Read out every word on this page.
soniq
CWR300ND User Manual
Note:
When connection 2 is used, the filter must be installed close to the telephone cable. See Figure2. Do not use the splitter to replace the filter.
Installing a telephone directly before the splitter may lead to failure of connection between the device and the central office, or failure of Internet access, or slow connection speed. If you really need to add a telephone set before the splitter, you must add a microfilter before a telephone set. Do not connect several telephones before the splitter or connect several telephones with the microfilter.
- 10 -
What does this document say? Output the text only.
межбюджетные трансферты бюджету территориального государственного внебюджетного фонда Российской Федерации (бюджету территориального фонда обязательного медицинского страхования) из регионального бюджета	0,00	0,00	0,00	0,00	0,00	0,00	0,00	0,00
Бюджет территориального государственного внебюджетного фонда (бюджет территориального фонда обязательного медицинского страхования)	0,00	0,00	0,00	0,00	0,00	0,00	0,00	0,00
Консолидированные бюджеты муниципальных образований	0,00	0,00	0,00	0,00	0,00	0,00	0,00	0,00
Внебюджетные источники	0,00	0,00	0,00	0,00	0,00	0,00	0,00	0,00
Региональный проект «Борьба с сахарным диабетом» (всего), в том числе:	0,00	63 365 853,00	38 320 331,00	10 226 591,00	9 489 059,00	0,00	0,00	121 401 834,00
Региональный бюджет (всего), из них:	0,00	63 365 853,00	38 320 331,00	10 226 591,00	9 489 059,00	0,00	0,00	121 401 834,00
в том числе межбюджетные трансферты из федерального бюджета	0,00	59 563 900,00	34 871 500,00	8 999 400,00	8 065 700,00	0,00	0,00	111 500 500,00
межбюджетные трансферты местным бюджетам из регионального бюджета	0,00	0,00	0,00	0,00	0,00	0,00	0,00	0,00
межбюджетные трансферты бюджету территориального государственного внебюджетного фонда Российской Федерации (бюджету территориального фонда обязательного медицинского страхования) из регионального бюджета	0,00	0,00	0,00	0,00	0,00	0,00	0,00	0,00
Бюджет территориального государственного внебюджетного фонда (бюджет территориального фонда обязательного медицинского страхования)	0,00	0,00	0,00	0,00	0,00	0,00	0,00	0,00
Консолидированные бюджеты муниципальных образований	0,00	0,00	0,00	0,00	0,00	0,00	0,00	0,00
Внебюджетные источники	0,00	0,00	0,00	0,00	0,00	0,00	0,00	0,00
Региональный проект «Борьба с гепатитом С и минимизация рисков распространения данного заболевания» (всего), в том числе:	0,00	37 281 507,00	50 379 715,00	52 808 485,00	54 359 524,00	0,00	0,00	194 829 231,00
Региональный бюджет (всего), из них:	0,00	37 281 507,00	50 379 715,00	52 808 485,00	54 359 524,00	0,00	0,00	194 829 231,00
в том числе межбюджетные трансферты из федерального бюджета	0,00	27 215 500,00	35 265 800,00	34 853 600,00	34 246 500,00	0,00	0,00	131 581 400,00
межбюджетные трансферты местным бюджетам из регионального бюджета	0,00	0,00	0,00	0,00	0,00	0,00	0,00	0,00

○ ○ ○

* TASK PROMPT *
Transcribe all of the lines in the records precisely.

* REPLY TO THE TASK *
Read out every word on this page.
soniq
CWR300ND User Manual
Note:
When connection 2 is used, the filter must be installed close to the telephone cable. See Figure2. Do not use the splitter to replace the filter.
Installing a telephone directly before the splitter may lead to failure of connection between the device and the central office, or failure of Internet access, or slow connection speed. If you really need to add a telephone set before the splitter, you must add a microfilter before a telephone set. Do not connect several telephones before the splitter or connect several telephones with the microfilter.
- 10 -
What does this document say? Output the text only.
межбюджетные трансферты бюджету территориального государственного внебюджетного фонда Российской Федерации (бюджету территориального фонда обязательного медицинского страхования) из регионального бюджета	0,00	0,00	0,00	0,00	0,00	0,00	0,00	0,00
Бюджет территориального государственного внебюджетного фонда (бюджет территориального фонда обязательного медицинского страхования)	0,00	0,00	0,00	0,00	0,00	0,00	0,00	0,00
Консолидированные бюджеты муниципальных образований	0,00	0,00	0,00	0,00	0,00	0,00	0,00	0,00
Внебюджетные источники	0,00	0,00	0,00	0,00	0,00	0,00	0,00	0,00
Региональный проект «Борьба с сахарным диабетом» (всего), в том числе:	0,00	63 365 853,00	38 320 331,00	10 226 591,00	9 489 059,00	0,00	0,00	121 401 834,00
Региональный бюджет (всего), из них:	0,00	63 365 853,00	38 320 331,00	10 226 591,00	9 489 059,00	0,00	0,00	121 401 834,00
в том числе межбюджетные трансферты из федерального бюджета	0,00	59 563 900,00	34 871 500,00	8 999 400,00	8 065 700,00	0,00	0,00	111 500 500,00
межбюджетные трансферты местным бюджетам из регионального бюджета	0,00	0,00	0,00	0,00	0,00	0,00	0,00	0,00
межбюджетные трансферты бюджету территориального государственного внебюджетного фонда Российской Федерации (бюджету территориального фонда обязательного медицинского страхования) из регионального бюджета	0,00	0,00	0,00	0,00	0,00	0,00	0,00	0,00
Бюджет территориального государственного внебюджетного фонда (бюджет территориального фонда обязательного медицинского страхования)	0,00	0,00	0,00	0,00	0,00	0,00	0,00	0,00
Консолидированные бюджеты муниципальных образований	0,00	0,00	0,00	0,00	0,00	0,00	0,00	0,00
Внебюджетные источники	0,00	0,00	0,00	0,00	0,00	0,00	0,00	0,00
Региональный проект «Борьба с гепатитом С и минимизация рисков распространения данного заболевания» (всего), в том числе:	0,00	37 281 507,00	50 379 715,00	52 808 485,00	54 359 524,00	0,00	0,00	194 829 231,00
Региональный бюджет (всего), из них:	0,00	37 281 507,00	50 379 715,00	52 808 485,00	54 359 524,00	0,00	0,00	194 829 231,00
в том числе межбюджетные трансферты из федерального бюджета	0,00	27 215 500,00	35 265 800,00	34 853 600,00	34 246 500,00	0,00	0,00	131 581 400,00
межбюджетные трансферты местным бюджетам из регионального бюджета	0,00	0,00	0,00	0,00	0,00	0,00	0,00	0,00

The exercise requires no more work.